● **GIVEN INSTRUCTION**
Can you pull out each line of the data below that includes the word "matrix"?

===

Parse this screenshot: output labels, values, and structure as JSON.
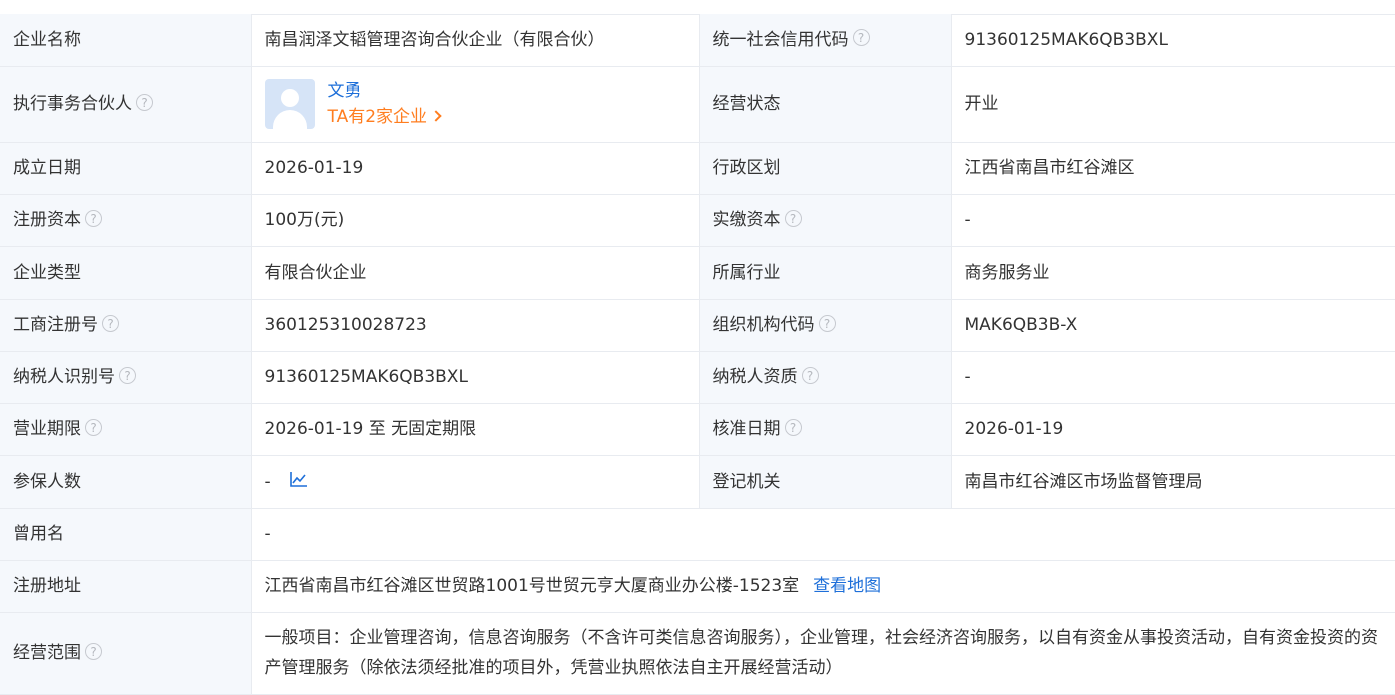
{
  "rows": [
    {
      "l1": "企业名称",
      "v1": "南昌润泽文韬管理咨询合伙企业（有限合伙）",
      "l2": "统一社会信用代码",
      "v2": "91360125MAK6QB3BXL"
    },
    {
      "l1": "执行事务合伙人",
      "partner_name": "文勇",
      "partner_count": "TA有2家企业",
      "l2": "经营状态",
      "v2": "开业"
    },
    {
      "l1": "成立日期",
      "v1": "2026-01-19",
      "l2": "行政区划",
      "v2": "江西省南昌市红谷滩区"
    },
    {
      "l1": "注册资本",
      "v1": "100万(元)",
      "l2": "实缴资本",
      "v2": "-"
    },
    {
      "l1": "企业类型",
      "v1": "有限合伙企业",
      "l2": "所属行业",
      "v2": "商务服务业"
    },
    {
      "l1": "工商注册号",
      "v1": "360125310028723",
      "l2": "组织机构代码",
      "v2": "MAK6QB3B-X"
    },
    {
      "l1": "纳税人识别号",
      "v1": "91360125MAK6QB3BXL",
      "l2": "纳税人资质",
      "v2": "-"
    },
    {
      "l1": "营业期限",
      "v1": "2026-01-19 至 无固定期限",
      "l2": "核准日期",
      "v2": "2026-01-19"
    },
    {
      "l1": "参保人数",
      "v1": "-",
      "l2": "登记机关",
      "v2": "南昌市红谷滩区市场监督管理局"
    },
    {
      "l1": "曾用名",
      "v1": "-"
    },
    {
      "l1": "注册地址",
      "v1": "江西省南昌市红谷滩区世贸路1001号世贸元亨大厦商业办公楼-1523室",
      "link": "查看地图"
    },
    {
      "l1": "经营范围",
      "v1": "一般项目：企业管理咨询，信息咨询服务（不含许可类信息咨询服务），企业管理，社会经济咨询服务，以自有资金从事投资活动，自有资金投资的资产管理服务（除依法须经批准的项目外，凭营业执照依法自主开展经营活动）"
    }
  ],
  "help_mark": "?",
  "icons": {
    "help": "question-circle-icon",
    "avatar": "person-avatar-icon",
    "trend": "line-chart-icon",
    "chevron": "chevron-right-icon"
  },
  "colors": {
    "label_bg": "#f5f8fc",
    "link": "#1e6fd9",
    "accent": "#ff7d1f",
    "border": "#e8ebf0"
  }
}
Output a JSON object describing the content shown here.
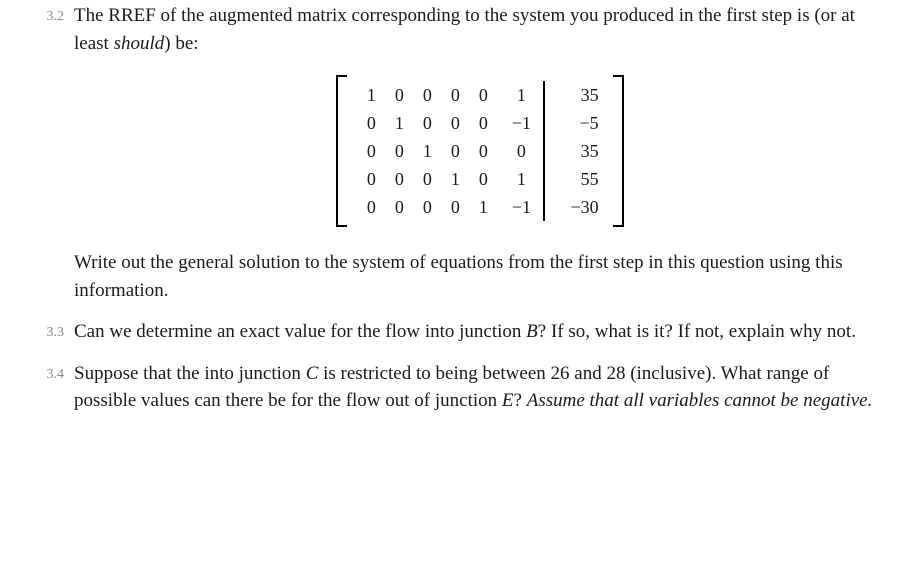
{
  "q32": {
    "num": "3.2",
    "para1_a": "The RREF of the augmented matrix corresponding to the system you produced in the first step is (or at least ",
    "para1_ital": "should",
    "para1_b": ") be:",
    "matrix": {
      "A": [
        [
          "1",
          "0",
          "0",
          "0",
          "0"
        ],
        [
          "0",
          "1",
          "0",
          "0",
          "0"
        ],
        [
          "0",
          "0",
          "1",
          "0",
          "0"
        ],
        [
          "0",
          "0",
          "0",
          "1",
          "0"
        ],
        [
          "0",
          "0",
          "0",
          "0",
          "1"
        ]
      ],
      "B": [
        "1",
        "−1",
        "0",
        "1",
        "−1"
      ],
      "C": [
        "35",
        "−5",
        "35",
        "55",
        "−30"
      ]
    },
    "para2": "Write out the general solution to the system of equations from the first step in this question using this information."
  },
  "q33": {
    "num": "3.3",
    "text_a": "Can we determine an exact value for the flow into junction ",
    "jB": "B",
    "text_b": "? If so, what is it? If not, explain why not."
  },
  "q34": {
    "num": "3.4",
    "text_a": "Suppose that the into junction ",
    "jC": "C",
    "text_b": " is restricted to being between 26 and 28 (inclusive). What range of possible values can there be for the flow out of junction ",
    "jE": "E",
    "text_c": "? ",
    "ital": "Assume that all variables cannot be negative."
  }
}
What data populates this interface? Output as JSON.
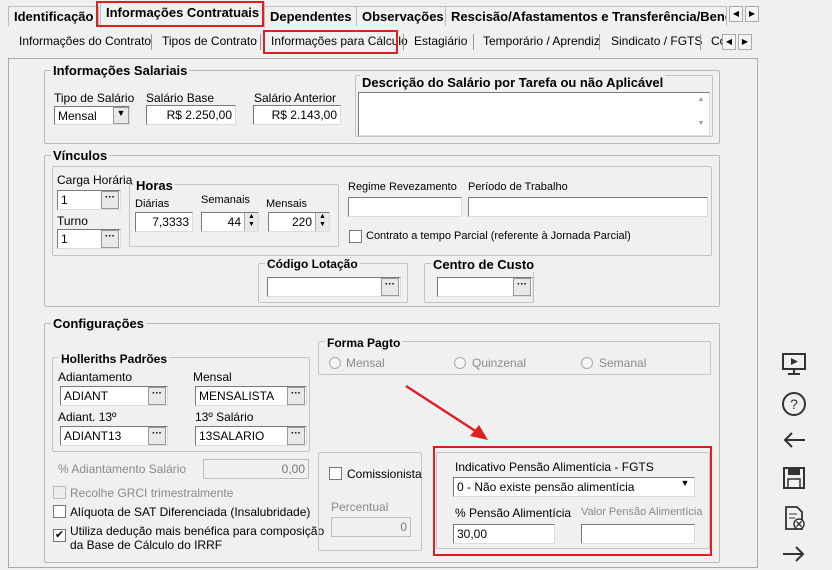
{
  "tabs_main": [
    "Identificação",
    "Informações Contratuais",
    "Dependentes",
    "Observações",
    "Rescisão/Afastamentos e Transferência/Bene"
  ],
  "tabs_sub": [
    "Informações do Contrato",
    "Tipos de Contrato",
    "Informações para Cálculo",
    "Estagiário",
    "Temporário / Aprendiz",
    "Sindicato / FGTS",
    "Co"
  ],
  "salariais": {
    "title": "Informações Salariais",
    "tipo_label": "Tipo de Salário",
    "tipo_value": "Mensal",
    "base_label": "Salário Base",
    "base_value": "R$ 2.250,00",
    "anterior_label": "Salário Anterior",
    "anterior_value": "R$ 2.143,00",
    "descricao_label": "Descrição do Salário por Tarefa ou não Aplicável"
  },
  "vinculos": {
    "title": "Vínculos",
    "carga_label": "Carga Horária",
    "carga_value": "1",
    "turno_label": "Turno",
    "turno_value": "1",
    "horas_title": "Horas",
    "diarias_label": "Diárias",
    "diarias_value": "7,3333",
    "semanais_label": "Semanais",
    "semanais_value": "44",
    "mensais_label": "Mensais",
    "mensais_value": "220",
    "regime_label": "Regime Revezamento",
    "periodo_label": "Período de Trabalho",
    "parcial_label": "Contrato a tempo Parcial (referente à Jornada Parcial)",
    "lotacao_title": "Código Lotação",
    "custo_title": "Centro de Custo"
  },
  "config": {
    "title": "Configurações",
    "holleriths_title": "Holleriths Padrões",
    "adiant_label": "Adiantamento",
    "adiant_value": "ADIANT",
    "mensal_label": "Mensal",
    "mensal_value": "MENSALISTA",
    "adiant13_label": "Adiant. 13º",
    "adiant13_value": "ADIANT13",
    "sal13_label": "13º Salário",
    "sal13_value": "13SALARIO",
    "forma_title": "Forma Pagto",
    "forma_options": [
      "Mensal",
      "Quinzenal",
      "Semanal"
    ],
    "perc_adiant_label": "% Adiantamento Salário",
    "perc_adiant_value": "0,00",
    "grci_label": "Recolhe GRCI trimestralmente",
    "sat_label": "Alíquota de SAT Diferenciada (Insalubridade)",
    "deducao_label1": "Utiliza dedução mais benéfica para composição",
    "deducao_label2": "da Base de Cálculo do IRRF",
    "comissionista_label": "Comissionista",
    "percentual_label": "Percentual",
    "percentual_value": "0",
    "pensao_title": "Indicativo Pensão Alimentícia - FGTS",
    "pensao_value": "0 - Não existe pensão alimentícia",
    "perc_pensao_label": "% Pensão Alimentícia",
    "perc_pensao_value": "30,00",
    "valor_pensao_label": "Valor Pensão Alimentícia"
  },
  "sidebar_icons": [
    "monitor-icon",
    "help-icon",
    "back-arrow-icon",
    "save-icon",
    "delete-document-icon",
    "forward-arrow-icon"
  ],
  "colors": {
    "highlight": "#e02020"
  }
}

===

● **SOLUTION BELOW**
    "para1_a": "The RREF of the augmented matrix corresponding to the system you produced in the first step is (or at least ",
    "matrix": {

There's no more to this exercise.